Copy every row word for word, from the first one down to and including the row that contains "page-number: 2 xyxy=(0,2032,1658,2063)".

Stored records

━━━━

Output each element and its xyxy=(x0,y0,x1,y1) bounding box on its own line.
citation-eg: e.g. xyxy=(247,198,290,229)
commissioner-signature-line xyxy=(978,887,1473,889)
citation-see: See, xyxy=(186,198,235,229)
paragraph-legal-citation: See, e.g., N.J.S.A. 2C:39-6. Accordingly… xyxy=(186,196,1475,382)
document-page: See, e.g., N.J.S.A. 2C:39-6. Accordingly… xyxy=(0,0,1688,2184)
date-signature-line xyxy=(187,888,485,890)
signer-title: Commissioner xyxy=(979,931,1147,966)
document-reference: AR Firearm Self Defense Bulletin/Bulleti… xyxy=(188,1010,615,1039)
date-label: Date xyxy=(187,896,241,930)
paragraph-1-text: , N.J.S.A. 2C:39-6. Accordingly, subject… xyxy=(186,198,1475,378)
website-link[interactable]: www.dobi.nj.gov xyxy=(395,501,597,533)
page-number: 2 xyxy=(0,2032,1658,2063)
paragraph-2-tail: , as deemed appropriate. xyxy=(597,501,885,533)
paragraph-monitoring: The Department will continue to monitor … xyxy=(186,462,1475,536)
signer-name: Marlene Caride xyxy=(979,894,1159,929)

━━━━

RESPONSE BELOW:
Output each element and its xyxy=(x0,y0,x1,y1) bounding box on its own line.
citation-eg: e.g. xyxy=(247,198,290,229)
commissioner-signature-line xyxy=(978,887,1473,889)
citation-see: See, xyxy=(186,198,235,229)
paragraph-legal-citation: See, e.g., N.J.S.A. 2C:39-6. Accordingly… xyxy=(186,196,1475,382)
document-page: See, e.g., N.J.S.A. 2C:39-6. Accordingly… xyxy=(0,0,1688,2184)
date-signature-line xyxy=(187,888,485,890)
signer-title: Commissioner xyxy=(979,931,1147,966)
document-reference: AR Firearm Self Defense Bulletin/Bulleti… xyxy=(188,1010,615,1039)
date-label: Date xyxy=(187,896,241,930)
paragraph-1-text: , N.J.S.A. 2C:39-6. Accordingly, subject… xyxy=(186,198,1475,378)
website-link[interactable]: www.dobi.nj.gov xyxy=(395,501,597,533)
page-number: 2 xyxy=(0,2032,1658,2063)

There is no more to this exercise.